- **Records from a collection of figures**
—————

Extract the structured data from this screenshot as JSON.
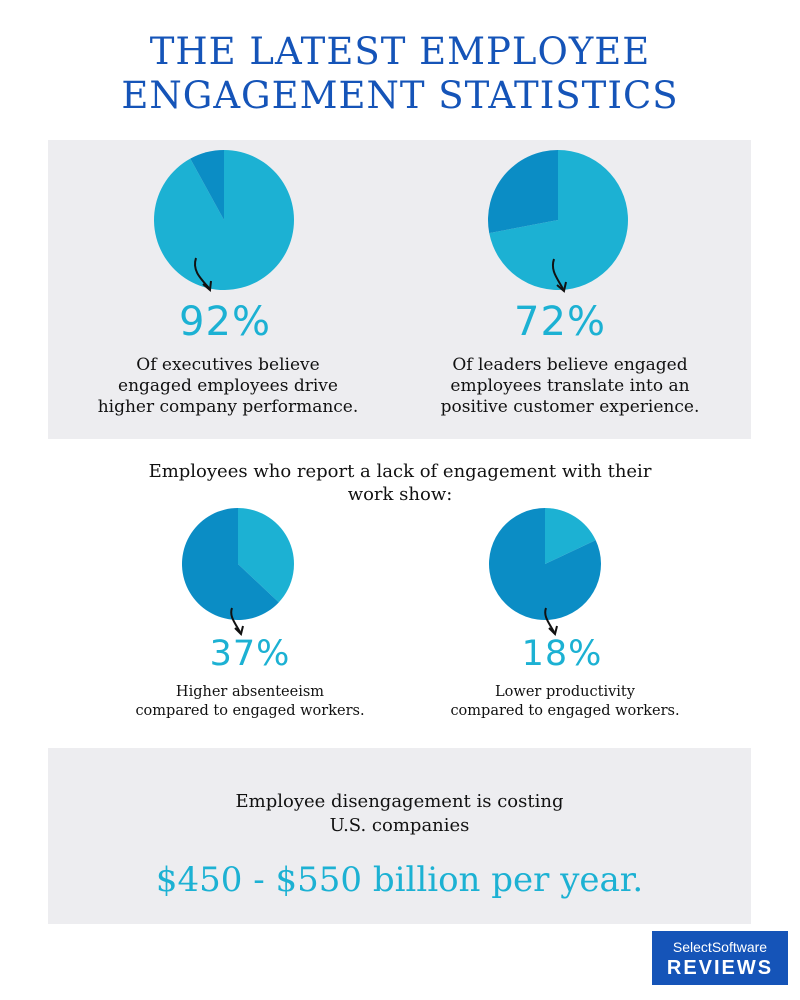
{
  "header": {
    "title_line1": "THE LATEST EMPLOYEE",
    "title_line2": "ENGAGEMENT STATISTICS"
  },
  "colors": {
    "title": "#1554b8",
    "accent_light": "#1cb1d3",
    "accent_dark": "#0b8dc5",
    "panel_bg": "#ededf0",
    "logo_bg": "#1554b8"
  },
  "chart_data": [
    {
      "type": "pie",
      "slices": [
        {
          "label": "92%",
          "value": 92,
          "color": "#1cb1d3"
        },
        {
          "value": 8,
          "color": "#0b8dc5"
        }
      ],
      "percent_label": "92%",
      "description": [
        "Of executives believe",
        "engaged employees drive",
        "higher company performance."
      ]
    },
    {
      "type": "pie",
      "slices": [
        {
          "label": "72%",
          "value": 72,
          "color": "#1cb1d3"
        },
        {
          "value": 28,
          "color": "#0b8dc5"
        }
      ],
      "percent_label": "72%",
      "description": [
        "Of leaders believe engaged",
        "employees translate into an",
        "positive customer experience."
      ]
    },
    {
      "type": "pie",
      "slices": [
        {
          "label": "37%",
          "value": 37,
          "color": "#1cb1d3"
        },
        {
          "value": 63,
          "color": "#0b8dc5"
        }
      ],
      "percent_label": "37%",
      "description": [
        "Higher absenteeism",
        "compared to engaged workers."
      ]
    },
    {
      "type": "pie",
      "slices": [
        {
          "label": "18%",
          "value": 18,
          "color": "#1cb1d3"
        },
        {
          "value": 82,
          "color": "#0b8dc5"
        }
      ],
      "percent_label": "18%",
      "description": [
        "Lower productivity",
        "compared to engaged workers."
      ]
    }
  ],
  "middle": {
    "line1": "Employees who report a lack of engagement with their",
    "line2": "work show:"
  },
  "cost": {
    "line1": "Employee disengagement is costing",
    "line2": "U.S. companies",
    "value": "$450 - $550 billion per year."
  },
  "logo": {
    "top": "SelectSoftware",
    "bottom": "REVIEWS"
  }
}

—————

- **Required task**
Set down the records in full and exactly. Do not carry over any image.

- **Completed task**
Extract the structured data from this screenshot as JSON.
{
  "header": {
    "title_line1": "THE LATEST EMPLOYEE",
    "title_line2": "ENGAGEMENT STATISTICS"
  },
  "colors": {
    "title": "#1554b8",
    "accent_light": "#1cb1d3",
    "accent_dark": "#0b8dc5",
    "panel_bg": "#ededf0",
    "logo_bg": "#1554b8"
  },
  "chart_data": [
    {
      "type": "pie",
      "slices": [
        {
          "label": "92%",
          "value": 92,
          "color": "#1cb1d3"
        },
        {
          "value": 8,
          "color": "#0b8dc5"
        }
      ],
      "percent_label": "92%",
      "description": [
        "Of executives believe",
        "engaged employees drive",
        "higher company performance."
      ]
    },
    {
      "type": "pie",
      "slices": [
        {
          "label": "72%",
          "value": 72,
          "color": "#1cb1d3"
        },
        {
          "value": 28,
          "color": "#0b8dc5"
        }
      ],
      "percent_label": "72%",
      "description": [
        "Of leaders believe engaged",
        "employees translate into an",
        "positive customer experience."
      ]
    },
    {
      "type": "pie",
      "slices": [
        {
          "label": "37%",
          "value": 37,
          "color": "#1cb1d3"
        },
        {
          "value": 63,
          "color": "#0b8dc5"
        }
      ],
      "percent_label": "37%",
      "description": [
        "Higher absenteeism",
        "compared to engaged workers."
      ]
    },
    {
      "type": "pie",
      "slices": [
        {
          "label": "18%",
          "value": 18,
          "color": "#1cb1d3"
        },
        {
          "value": 82,
          "color": "#0b8dc5"
        }
      ],
      "percent_label": "18%",
      "description": [
        "Lower productivity",
        "compared to engaged workers."
      ]
    }
  ],
  "middle": {
    "line1": "Employees who report a lack of engagement with their",
    "line2": "work show:"
  },
  "cost": {
    "line1": "Employee disengagement is costing",
    "line2": "U.S. companies",
    "value": "$450 - $550 billion per year."
  },
  "logo": {
    "top": "SelectSoftware",
    "bottom": "REVIEWS"
  }
}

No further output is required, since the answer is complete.